Goal of the exercise:
Copy each line of the entries beneath that contains the word "Internal".

Extracted material:
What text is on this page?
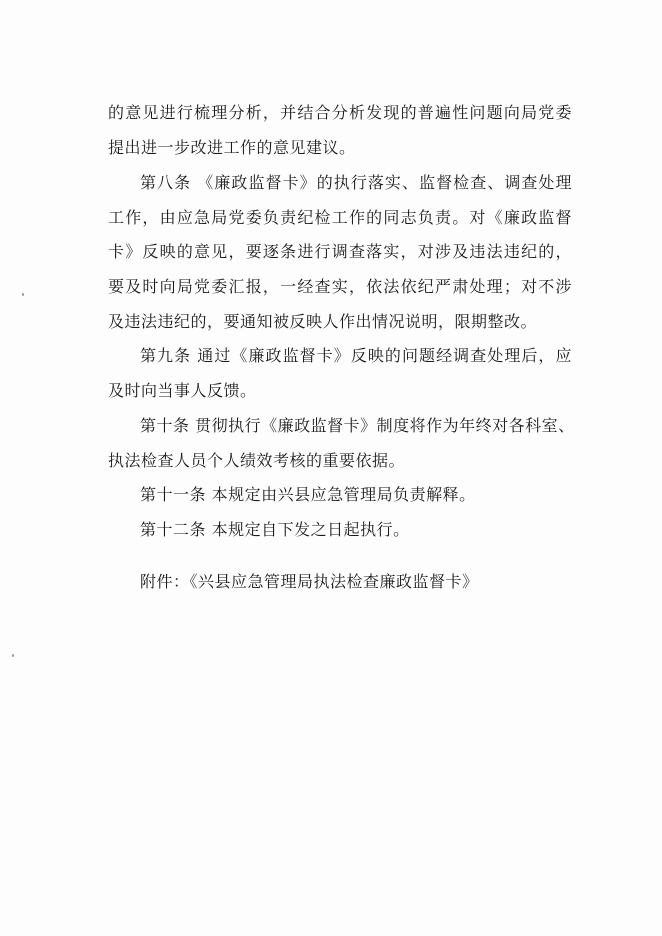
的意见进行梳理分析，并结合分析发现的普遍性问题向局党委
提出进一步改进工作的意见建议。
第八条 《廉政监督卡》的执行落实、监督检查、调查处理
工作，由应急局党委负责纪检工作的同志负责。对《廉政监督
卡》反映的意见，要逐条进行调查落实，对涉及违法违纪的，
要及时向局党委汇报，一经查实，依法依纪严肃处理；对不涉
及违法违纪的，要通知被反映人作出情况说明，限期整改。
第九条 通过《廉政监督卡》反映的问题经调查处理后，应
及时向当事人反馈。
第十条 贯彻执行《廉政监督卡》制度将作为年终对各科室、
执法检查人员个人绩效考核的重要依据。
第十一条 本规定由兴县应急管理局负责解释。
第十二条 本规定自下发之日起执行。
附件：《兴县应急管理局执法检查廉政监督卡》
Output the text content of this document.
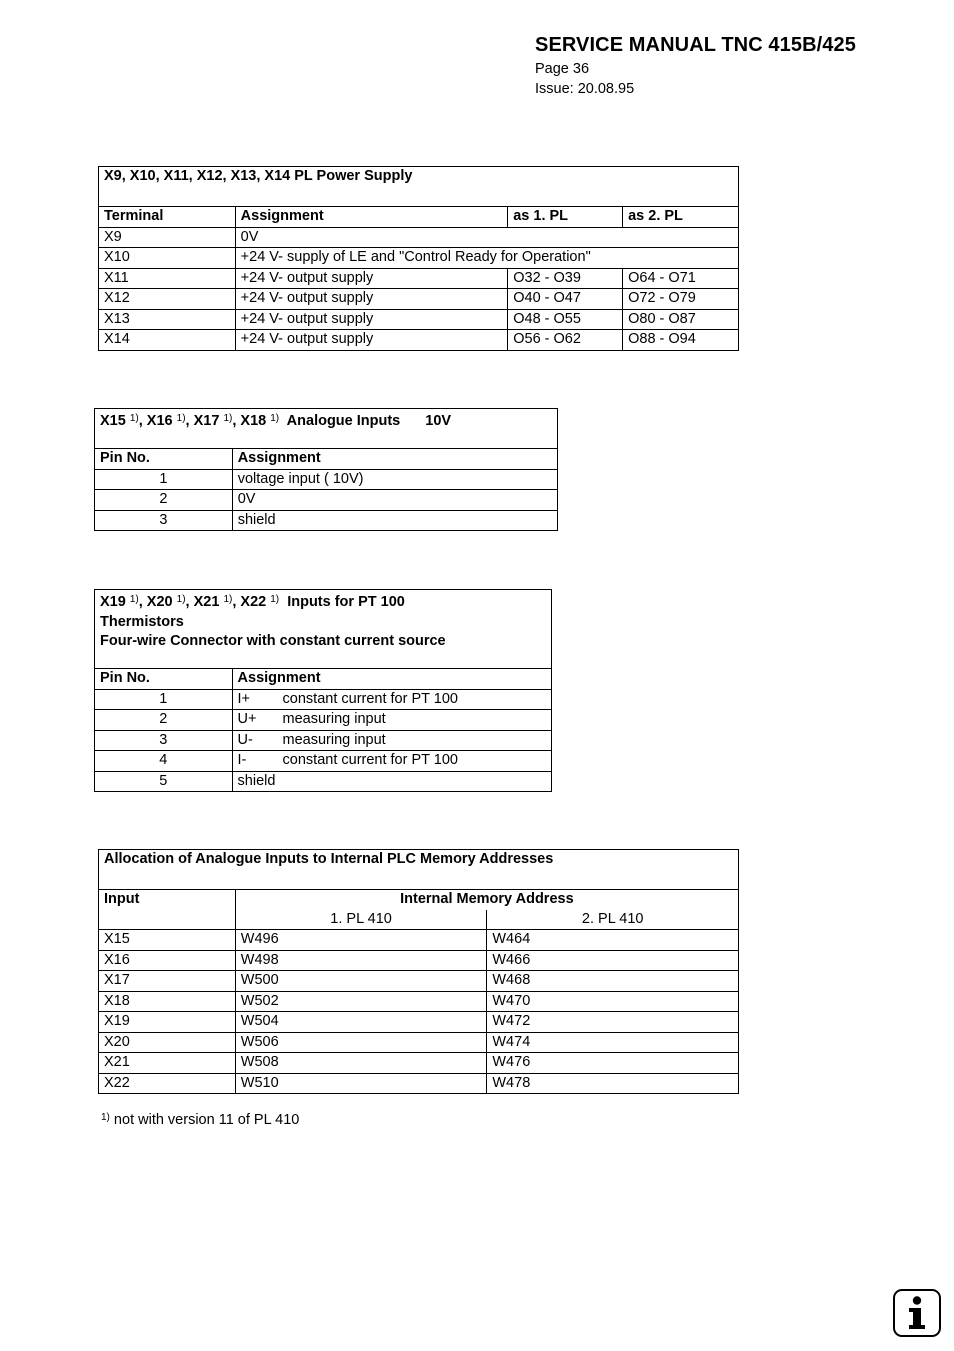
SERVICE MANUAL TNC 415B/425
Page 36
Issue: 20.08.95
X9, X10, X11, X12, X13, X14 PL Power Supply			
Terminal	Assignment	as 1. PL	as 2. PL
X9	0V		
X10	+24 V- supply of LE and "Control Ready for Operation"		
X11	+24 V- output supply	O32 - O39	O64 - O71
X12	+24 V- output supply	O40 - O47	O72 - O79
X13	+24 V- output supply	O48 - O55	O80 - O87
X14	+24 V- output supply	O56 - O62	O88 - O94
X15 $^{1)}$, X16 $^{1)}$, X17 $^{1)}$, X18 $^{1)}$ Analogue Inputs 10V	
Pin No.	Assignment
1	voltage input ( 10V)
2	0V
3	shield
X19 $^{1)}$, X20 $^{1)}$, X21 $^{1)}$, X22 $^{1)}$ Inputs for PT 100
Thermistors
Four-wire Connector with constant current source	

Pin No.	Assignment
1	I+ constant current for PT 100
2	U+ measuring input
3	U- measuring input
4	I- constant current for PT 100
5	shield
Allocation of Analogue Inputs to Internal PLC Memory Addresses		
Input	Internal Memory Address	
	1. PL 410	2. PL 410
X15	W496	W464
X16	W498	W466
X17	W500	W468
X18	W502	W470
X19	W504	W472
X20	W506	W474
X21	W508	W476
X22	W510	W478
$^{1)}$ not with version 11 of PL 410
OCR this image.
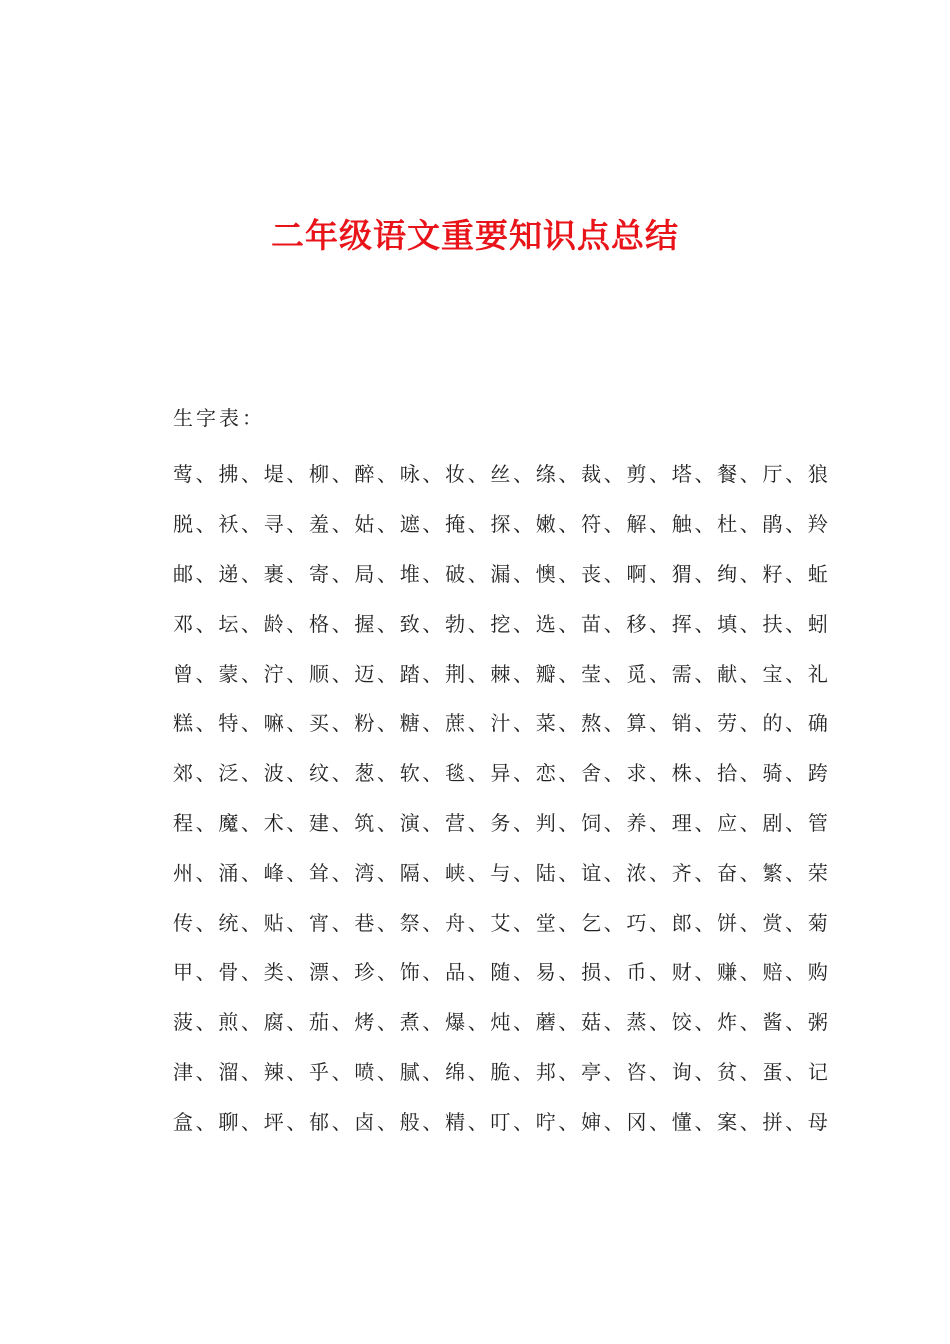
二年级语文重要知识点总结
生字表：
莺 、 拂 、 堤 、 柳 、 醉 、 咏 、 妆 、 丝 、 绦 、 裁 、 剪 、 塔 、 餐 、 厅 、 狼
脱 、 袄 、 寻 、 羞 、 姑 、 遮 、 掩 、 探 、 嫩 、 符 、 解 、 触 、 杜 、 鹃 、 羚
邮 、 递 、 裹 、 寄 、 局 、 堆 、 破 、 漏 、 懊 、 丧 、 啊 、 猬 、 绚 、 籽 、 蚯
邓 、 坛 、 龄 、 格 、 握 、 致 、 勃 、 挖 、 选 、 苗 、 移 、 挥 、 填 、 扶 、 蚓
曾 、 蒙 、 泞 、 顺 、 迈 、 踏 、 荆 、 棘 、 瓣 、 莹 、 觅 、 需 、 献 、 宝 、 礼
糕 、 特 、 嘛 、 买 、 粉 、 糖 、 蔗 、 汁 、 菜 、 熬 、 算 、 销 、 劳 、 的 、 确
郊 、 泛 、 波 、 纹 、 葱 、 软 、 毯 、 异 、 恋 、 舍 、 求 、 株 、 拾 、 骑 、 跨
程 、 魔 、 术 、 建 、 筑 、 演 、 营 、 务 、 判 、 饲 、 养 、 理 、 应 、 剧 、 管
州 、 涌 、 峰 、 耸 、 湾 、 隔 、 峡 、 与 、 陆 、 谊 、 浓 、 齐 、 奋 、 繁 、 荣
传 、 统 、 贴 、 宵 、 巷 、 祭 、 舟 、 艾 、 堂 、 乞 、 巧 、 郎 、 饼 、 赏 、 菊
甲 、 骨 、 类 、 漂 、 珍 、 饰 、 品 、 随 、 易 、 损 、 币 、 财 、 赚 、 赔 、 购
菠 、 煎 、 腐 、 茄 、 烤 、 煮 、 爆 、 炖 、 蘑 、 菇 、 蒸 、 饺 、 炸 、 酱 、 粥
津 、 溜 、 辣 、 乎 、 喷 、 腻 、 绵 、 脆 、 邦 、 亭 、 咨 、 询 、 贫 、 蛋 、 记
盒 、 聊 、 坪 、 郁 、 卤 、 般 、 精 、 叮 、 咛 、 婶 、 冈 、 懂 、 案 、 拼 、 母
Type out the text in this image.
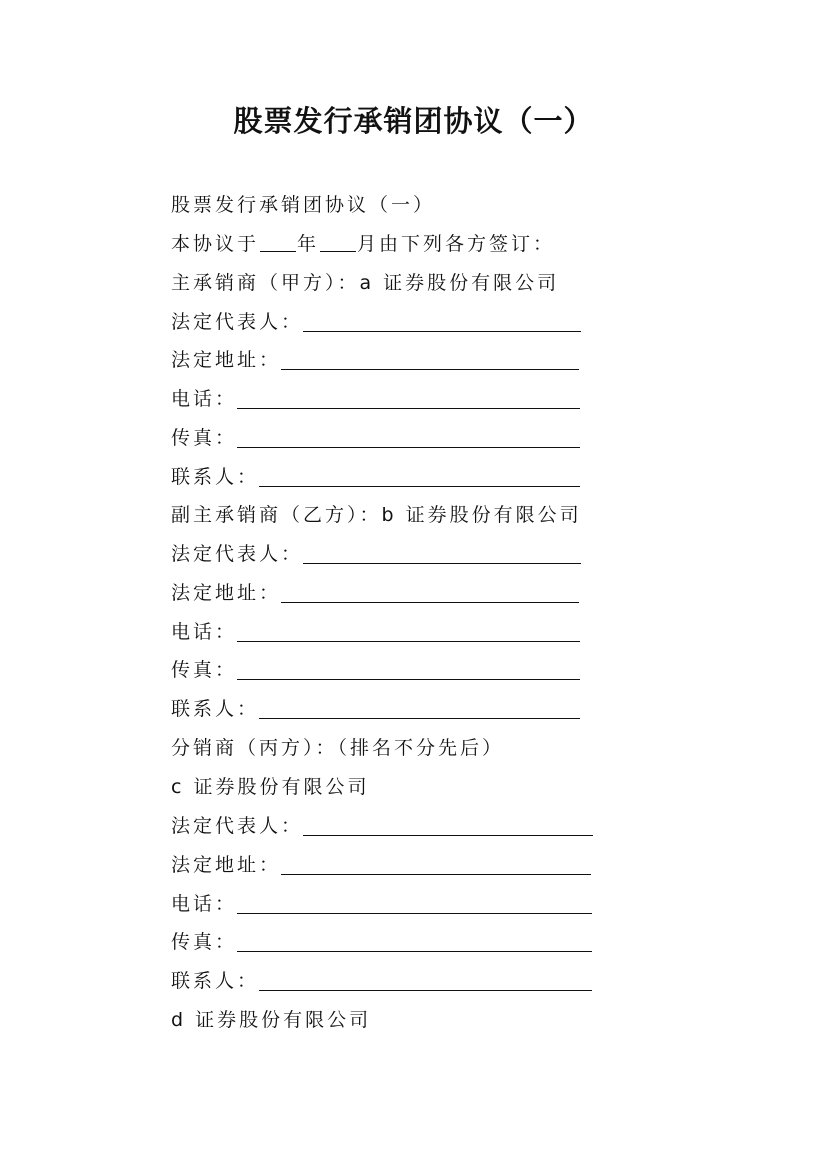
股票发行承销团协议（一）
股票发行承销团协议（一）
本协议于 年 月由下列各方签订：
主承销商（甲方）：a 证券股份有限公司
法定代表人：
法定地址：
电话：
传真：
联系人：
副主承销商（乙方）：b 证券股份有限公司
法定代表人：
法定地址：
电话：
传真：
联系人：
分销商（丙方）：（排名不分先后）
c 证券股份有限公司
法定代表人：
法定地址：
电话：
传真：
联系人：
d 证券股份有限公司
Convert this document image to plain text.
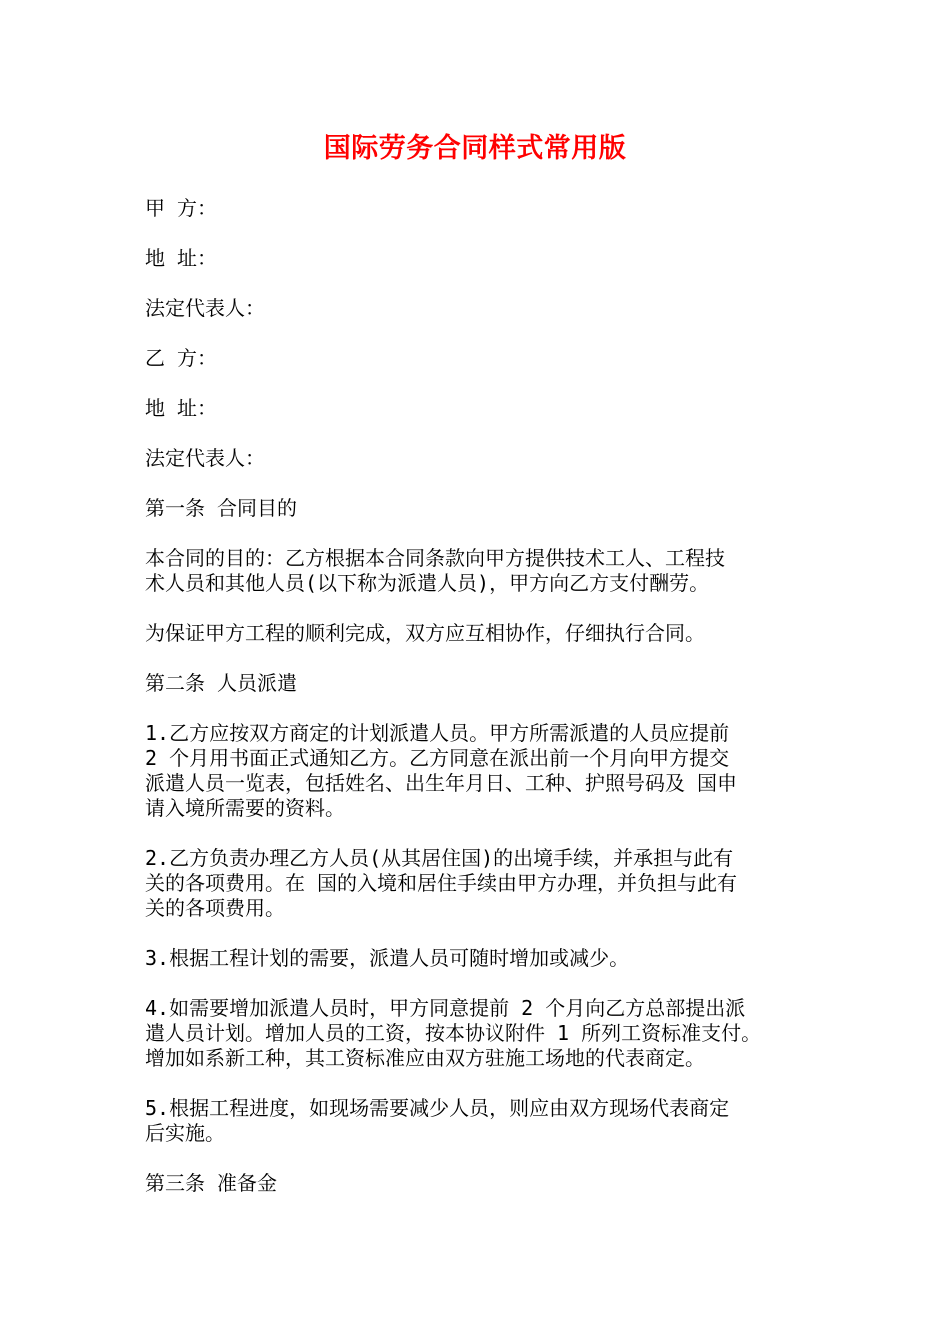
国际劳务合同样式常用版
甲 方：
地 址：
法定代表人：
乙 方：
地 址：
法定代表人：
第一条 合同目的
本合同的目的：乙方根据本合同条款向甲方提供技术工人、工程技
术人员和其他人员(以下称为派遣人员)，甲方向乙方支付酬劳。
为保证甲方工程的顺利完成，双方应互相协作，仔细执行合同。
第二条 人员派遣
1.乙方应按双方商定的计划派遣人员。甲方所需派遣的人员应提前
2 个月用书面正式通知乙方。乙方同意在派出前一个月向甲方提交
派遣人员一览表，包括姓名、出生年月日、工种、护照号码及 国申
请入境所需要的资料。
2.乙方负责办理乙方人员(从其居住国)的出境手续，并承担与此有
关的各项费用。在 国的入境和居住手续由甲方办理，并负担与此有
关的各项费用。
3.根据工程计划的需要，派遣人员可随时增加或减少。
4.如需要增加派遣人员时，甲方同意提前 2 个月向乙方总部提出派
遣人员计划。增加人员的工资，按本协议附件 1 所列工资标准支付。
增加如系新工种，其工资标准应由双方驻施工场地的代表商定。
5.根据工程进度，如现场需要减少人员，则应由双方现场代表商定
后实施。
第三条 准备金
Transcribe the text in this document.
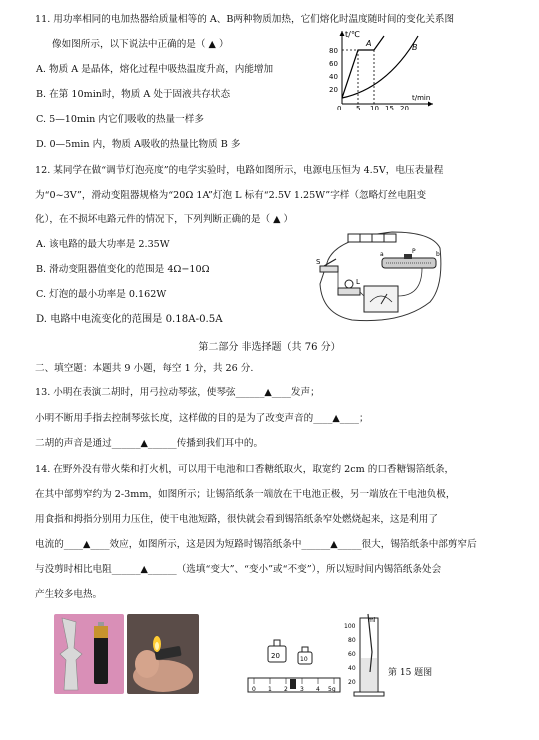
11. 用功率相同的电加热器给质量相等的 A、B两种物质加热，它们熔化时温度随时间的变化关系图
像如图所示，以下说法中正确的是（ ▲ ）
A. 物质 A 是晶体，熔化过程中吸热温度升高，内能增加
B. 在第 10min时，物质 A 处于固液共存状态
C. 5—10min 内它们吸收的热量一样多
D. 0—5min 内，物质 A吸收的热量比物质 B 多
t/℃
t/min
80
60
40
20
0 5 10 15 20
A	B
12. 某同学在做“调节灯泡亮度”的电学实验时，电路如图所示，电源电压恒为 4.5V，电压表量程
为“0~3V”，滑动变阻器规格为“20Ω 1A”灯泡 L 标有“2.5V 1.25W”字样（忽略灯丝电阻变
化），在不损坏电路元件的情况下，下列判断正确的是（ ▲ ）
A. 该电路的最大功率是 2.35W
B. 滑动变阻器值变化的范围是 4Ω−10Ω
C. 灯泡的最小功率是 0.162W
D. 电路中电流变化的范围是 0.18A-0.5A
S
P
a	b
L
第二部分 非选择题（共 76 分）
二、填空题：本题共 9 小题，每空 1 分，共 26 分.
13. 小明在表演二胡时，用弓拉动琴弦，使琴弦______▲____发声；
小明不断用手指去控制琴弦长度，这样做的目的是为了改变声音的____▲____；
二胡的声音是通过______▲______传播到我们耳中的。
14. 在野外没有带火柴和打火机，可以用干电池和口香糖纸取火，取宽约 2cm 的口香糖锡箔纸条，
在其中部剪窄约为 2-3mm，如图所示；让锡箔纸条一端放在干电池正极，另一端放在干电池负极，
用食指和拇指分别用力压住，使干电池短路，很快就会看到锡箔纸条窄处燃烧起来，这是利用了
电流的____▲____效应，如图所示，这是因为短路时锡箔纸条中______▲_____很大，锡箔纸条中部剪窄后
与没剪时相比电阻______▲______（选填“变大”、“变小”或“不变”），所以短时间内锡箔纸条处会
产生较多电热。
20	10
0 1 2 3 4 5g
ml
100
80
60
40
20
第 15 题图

Task output:
Allocation of Analogue Inputs to Internal PLC Memory Addresses		
Input	Internal Memory Address	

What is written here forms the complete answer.